# GOAL
Report how many lines include the word "color", and nothing besides that number.

Dataset entries on figures:
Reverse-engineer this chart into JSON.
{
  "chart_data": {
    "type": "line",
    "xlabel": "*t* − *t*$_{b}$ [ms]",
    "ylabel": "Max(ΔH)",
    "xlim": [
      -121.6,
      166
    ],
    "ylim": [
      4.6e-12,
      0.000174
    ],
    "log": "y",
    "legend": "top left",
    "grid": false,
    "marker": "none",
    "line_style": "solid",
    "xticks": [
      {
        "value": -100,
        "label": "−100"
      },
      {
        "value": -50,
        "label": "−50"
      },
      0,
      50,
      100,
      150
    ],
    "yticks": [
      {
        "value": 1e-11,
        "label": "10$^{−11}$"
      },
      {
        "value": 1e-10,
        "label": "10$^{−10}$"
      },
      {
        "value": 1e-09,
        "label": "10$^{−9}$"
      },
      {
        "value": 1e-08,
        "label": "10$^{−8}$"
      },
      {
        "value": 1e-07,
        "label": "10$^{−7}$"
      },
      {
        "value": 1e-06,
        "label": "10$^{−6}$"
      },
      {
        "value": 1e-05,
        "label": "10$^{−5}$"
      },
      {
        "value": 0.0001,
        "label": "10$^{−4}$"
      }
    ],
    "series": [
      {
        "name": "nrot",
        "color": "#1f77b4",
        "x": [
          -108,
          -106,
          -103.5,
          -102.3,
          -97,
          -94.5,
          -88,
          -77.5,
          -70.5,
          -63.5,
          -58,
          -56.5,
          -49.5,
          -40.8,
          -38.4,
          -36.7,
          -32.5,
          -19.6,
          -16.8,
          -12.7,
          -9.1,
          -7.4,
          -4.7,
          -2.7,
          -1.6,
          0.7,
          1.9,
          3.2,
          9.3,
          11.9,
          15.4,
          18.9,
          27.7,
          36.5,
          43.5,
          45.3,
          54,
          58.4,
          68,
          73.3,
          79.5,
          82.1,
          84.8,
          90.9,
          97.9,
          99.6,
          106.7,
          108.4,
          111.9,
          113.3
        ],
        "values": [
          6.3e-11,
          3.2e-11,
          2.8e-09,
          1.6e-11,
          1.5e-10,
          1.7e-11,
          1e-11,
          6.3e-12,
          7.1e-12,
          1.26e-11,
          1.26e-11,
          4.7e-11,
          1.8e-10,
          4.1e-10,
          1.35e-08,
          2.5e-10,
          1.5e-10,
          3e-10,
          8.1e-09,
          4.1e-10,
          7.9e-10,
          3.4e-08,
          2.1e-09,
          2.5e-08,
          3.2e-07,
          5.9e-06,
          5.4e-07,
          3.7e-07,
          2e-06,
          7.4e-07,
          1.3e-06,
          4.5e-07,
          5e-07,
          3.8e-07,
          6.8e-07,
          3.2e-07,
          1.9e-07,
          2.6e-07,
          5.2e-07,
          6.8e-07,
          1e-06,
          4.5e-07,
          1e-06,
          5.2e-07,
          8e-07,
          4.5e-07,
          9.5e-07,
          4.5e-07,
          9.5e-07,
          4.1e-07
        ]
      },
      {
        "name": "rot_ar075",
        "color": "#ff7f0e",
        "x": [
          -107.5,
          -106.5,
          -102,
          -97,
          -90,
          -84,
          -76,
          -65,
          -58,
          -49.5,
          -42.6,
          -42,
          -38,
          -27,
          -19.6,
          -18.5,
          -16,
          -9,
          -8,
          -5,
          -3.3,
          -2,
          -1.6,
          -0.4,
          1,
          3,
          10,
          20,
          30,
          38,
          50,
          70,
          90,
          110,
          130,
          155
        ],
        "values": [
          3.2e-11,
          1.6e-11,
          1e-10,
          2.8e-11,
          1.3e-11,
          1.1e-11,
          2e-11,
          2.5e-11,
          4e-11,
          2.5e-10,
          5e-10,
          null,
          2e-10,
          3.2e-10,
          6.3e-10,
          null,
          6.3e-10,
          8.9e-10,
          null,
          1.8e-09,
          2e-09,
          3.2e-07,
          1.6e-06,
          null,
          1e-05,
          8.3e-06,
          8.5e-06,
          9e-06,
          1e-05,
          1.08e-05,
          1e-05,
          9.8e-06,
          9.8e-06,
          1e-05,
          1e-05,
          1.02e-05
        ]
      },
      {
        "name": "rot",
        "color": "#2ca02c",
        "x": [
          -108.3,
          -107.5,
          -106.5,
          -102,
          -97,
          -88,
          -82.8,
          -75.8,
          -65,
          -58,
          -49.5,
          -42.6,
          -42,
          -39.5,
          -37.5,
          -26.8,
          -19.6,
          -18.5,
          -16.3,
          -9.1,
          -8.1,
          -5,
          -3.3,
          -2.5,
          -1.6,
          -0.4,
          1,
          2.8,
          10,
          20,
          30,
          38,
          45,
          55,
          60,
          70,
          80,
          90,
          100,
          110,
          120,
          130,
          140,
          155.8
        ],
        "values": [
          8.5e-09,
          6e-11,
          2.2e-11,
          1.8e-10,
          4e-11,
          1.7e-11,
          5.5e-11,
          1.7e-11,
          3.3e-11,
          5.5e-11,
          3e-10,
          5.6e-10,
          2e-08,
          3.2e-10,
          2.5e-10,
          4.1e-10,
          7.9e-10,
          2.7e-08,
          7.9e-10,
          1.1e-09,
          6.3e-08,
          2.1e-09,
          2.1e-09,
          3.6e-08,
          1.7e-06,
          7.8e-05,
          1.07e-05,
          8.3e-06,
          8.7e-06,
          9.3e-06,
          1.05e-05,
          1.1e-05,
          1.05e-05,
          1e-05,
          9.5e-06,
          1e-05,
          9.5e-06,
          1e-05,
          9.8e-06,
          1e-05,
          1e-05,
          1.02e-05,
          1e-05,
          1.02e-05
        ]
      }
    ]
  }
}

# ANSWER TO THIS TASK
3